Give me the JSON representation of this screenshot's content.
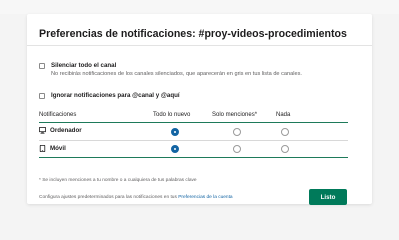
{
  "dialog": {
    "title": "Preferencias de notificaciones: #proy-videos-procedimientos"
  },
  "options": {
    "mute_label": "Silenciar todo el canal",
    "mute_desc": "No recibirás notificaciones de los canales silenciados, que aparecerán en gris en tus lista de canales.",
    "ignore_label": "Ignorar notificaciones para @canal y @aquí"
  },
  "table": {
    "headers": [
      "Notificaciones",
      "Todo lo nuevo",
      "Solo menciones*",
      "Nada"
    ],
    "rows": [
      {
        "label": "Ordenador",
        "icon": "desktop-icon",
        "selected": "Todo lo nuevo"
      },
      {
        "label": "Móvil",
        "icon": "mobile-icon",
        "selected": "Todo lo nuevo"
      }
    ]
  },
  "footnote": "* Se incluyen menciones a tu nombre o a cualquiera de tus palabras clave",
  "footer": {
    "text": "Configura ajustes predeterminados para las notificaciones en tus ",
    "link": "Preferencias de la cuenta"
  },
  "actions": {
    "done_label": "Listo"
  },
  "colors": {
    "accent": "#007a5a",
    "radio_selected": "#1264a3",
    "link": "#1264a3"
  }
}
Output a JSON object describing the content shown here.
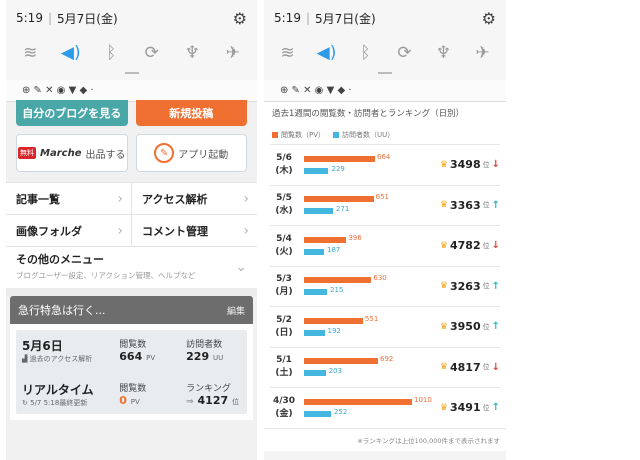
{
  "status": {
    "time": "5:19",
    "date": "5月7日(金)",
    "settings_icon": "gear-icon"
  },
  "quick_settings": [
    "wifi-icon",
    "sound-icon",
    "bluetooth-icon",
    "rotate-icon",
    "flashlight-icon",
    "airplane-icon"
  ],
  "notif_icons": "⊕ ✎ ✕ ◉ ▼ ◆ ·",
  "left": {
    "btn_blog": "自分のブログを見る",
    "btn_new": "新規投稿",
    "marche_badge": "無料",
    "marche_logo": "Marche",
    "marche_label": "出品する",
    "app_label": "アプリ起動",
    "menu": [
      {
        "a": "記事一覧",
        "b": "アクセス解析"
      },
      {
        "a": "画像フォルダ",
        "b": "コメント管理"
      }
    ],
    "other_title": "その他のメニュー",
    "other_sub": "ブログユーザー設定、リアクション管理、ヘルプなど",
    "card_title": "急行特急は行く...",
    "card_edit": "編集",
    "stats": {
      "date": "5月6日",
      "date_sub": "過去のアクセス解析",
      "pv_label": "閲覧数",
      "pv_value": "664",
      "pv_unit": "PV",
      "uu_label": "訪問者数",
      "uu_value": "229",
      "uu_unit": "UU",
      "rt_title": "リアルタイム",
      "rt_sub": "5/7 5:18最終更新",
      "rt_pv_label": "閲覧数",
      "rt_pv_value": "0",
      "rt_pv_unit": "PV",
      "rank_label": "ランキング",
      "rank_value": "4127",
      "rank_unit": "位"
    }
  },
  "right": {
    "title": "過去1週間の閲覧数・訪問者とランキング（日別）",
    "legend_pv": "閲覧数（PV）",
    "legend_uu": "訪問者数（UU）",
    "rank_unit": "位",
    "footnote": "※ランキングは上位100,000件まで表示されます",
    "colors": {
      "pv": "#f07031",
      "uu": "#43b7e0"
    }
  },
  "chart_data": {
    "type": "bar",
    "categories": [
      "5/6",
      "5/5",
      "5/4",
      "5/3",
      "5/2",
      "5/1",
      "4/30"
    ],
    "weekdays": [
      "(木)",
      "(水)",
      "(火)",
      "(月)",
      "(日)",
      "(土)",
      "(金)"
    ],
    "series": [
      {
        "name": "閲覧数（PV）",
        "values": [
          664,
          651,
          396,
          630,
          551,
          692,
          1010
        ]
      },
      {
        "name": "訪問者数（UU）",
        "values": [
          229,
          271,
          187,
          215,
          192,
          203,
          252
        ]
      }
    ],
    "ranking": [
      3498,
      3363,
      4782,
      3263,
      3950,
      4817,
      3491
    ],
    "trend": [
      "down",
      "up",
      "down",
      "up",
      "up",
      "down",
      "up"
    ],
    "max": 1010
  }
}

* _Description of the task_
Restate each line of the records exactly; pictures do not belong in the copy.

* _Exercise output_
Give me the JSON representation of this screenshot's content.
{
  "dialog": {
    "title": "Preferencias de notificaciones: #proy-videos-procedimientos"
  },
  "options": {
    "mute_label": "Silenciar todo el canal",
    "mute_desc": "No recibirás notificaciones de los canales silenciados, que aparecerán en gris en tus lista de canales.",
    "ignore_label": "Ignorar notificaciones para @canal y @aquí"
  },
  "table": {
    "headers": [
      "Notificaciones",
      "Todo lo nuevo",
      "Solo menciones*",
      "Nada"
    ],
    "rows": [
      {
        "label": "Ordenador",
        "icon": "desktop-icon",
        "selected": "Todo lo nuevo"
      },
      {
        "label": "Móvil",
        "icon": "mobile-icon",
        "selected": "Todo lo nuevo"
      }
    ]
  },
  "footnote": "* Se incluyen menciones a tu nombre o a cualquiera de tus palabras clave",
  "footer": {
    "text": "Configura ajustes predeterminados para las notificaciones en tus ",
    "link": "Preferencias de la cuenta"
  },
  "actions": {
    "done_label": "Listo"
  },
  "colors": {
    "accent": "#007a5a",
    "radio_selected": "#1264a3",
    "link": "#1264a3"
  }
}
Output a JSON object describing the content shown here.
{
  "status": {
    "time": "5:19",
    "date": "5月7日(金)",
    "settings_icon": "gear-icon"
  },
  "quick_settings": [
    "wifi-icon",
    "sound-icon",
    "bluetooth-icon",
    "rotate-icon",
    "flashlight-icon",
    "airplane-icon"
  ],
  "notif_icons": "⊕ ✎ ✕ ◉ ▼ ◆ ·",
  "left": {
    "btn_blog": "自分のブログを見る",
    "btn_new": "新規投稿",
    "marche_badge": "無料",
    "marche_logo": "Marche",
    "marche_label": "出品する",
    "app_label": "アプリ起動",
    "menu": [
      {
        "a": "記事一覧",
        "b": "アクセス解析"
      },
      {
        "a": "画像フォルダ",
        "b": "コメント管理"
      }
    ],
    "other_title": "その他のメニュー",
    "other_sub": "ブログユーザー設定、リアクション管理、ヘルプなど",
    "card_title": "急行特急は行く...",
    "card_edit": "編集",
    "stats": {
      "date": "5月6日",
      "date_sub": "過去のアクセス解析",
      "pv_label": "閲覧数",
      "pv_value": "664",
      "pv_unit": "PV",
      "uu_label": "訪問者数",
      "uu_value": "229",
      "uu_unit": "UU",
      "rt_title": "リアルタイム",
      "rt_sub": "5/7 5:18最終更新",
      "rt_pv_label": "閲覧数",
      "rt_pv_value": "0",
      "rt_pv_unit": "PV",
      "rank_label": "ランキング",
      "rank_value": "4127",
      "rank_unit": "位"
    }
  },
  "right": {
    "title": "過去1週間の閲覧数・訪問者とランキング（日別）",
    "legend_pv": "閲覧数（PV）",
    "legend_uu": "訪問者数（UU）",
    "rank_unit": "位",
    "footnote": "※ランキングは上位100,000件まで表示されます",
    "colors": {
      "pv": "#f07031",
      "uu": "#43b7e0"
    }
  },
  "chart_data": {
    "type": "bar",
    "categories": [
      "5/6",
      "5/5",
      "5/4",
      "5/3",
      "5/2",
      "5/1",
      "4/30"
    ],
    "weekdays": [
      "(木)",
      "(水)",
      "(火)",
      "(月)",
      "(日)",
      "(土)",
      "(金)"
    ],
    "series": [
      {
        "name": "閲覧数（PV）",
        "values": [
          664,
          651,
          396,
          630,
          551,
          692,
          1010
        ]
      },
      {
        "name": "訪問者数（UU）",
        "values": [
          229,
          271,
          187,
          215,
          192,
          203,
          252
        ]
      }
    ],
    "ranking": [
      3498,
      3363,
      4782,
      3263,
      3950,
      4817,
      3491
    ],
    "trend": [
      "down",
      "up",
      "down",
      "up",
      "up",
      "down",
      "up"
    ],
    "max": 1010
  }
}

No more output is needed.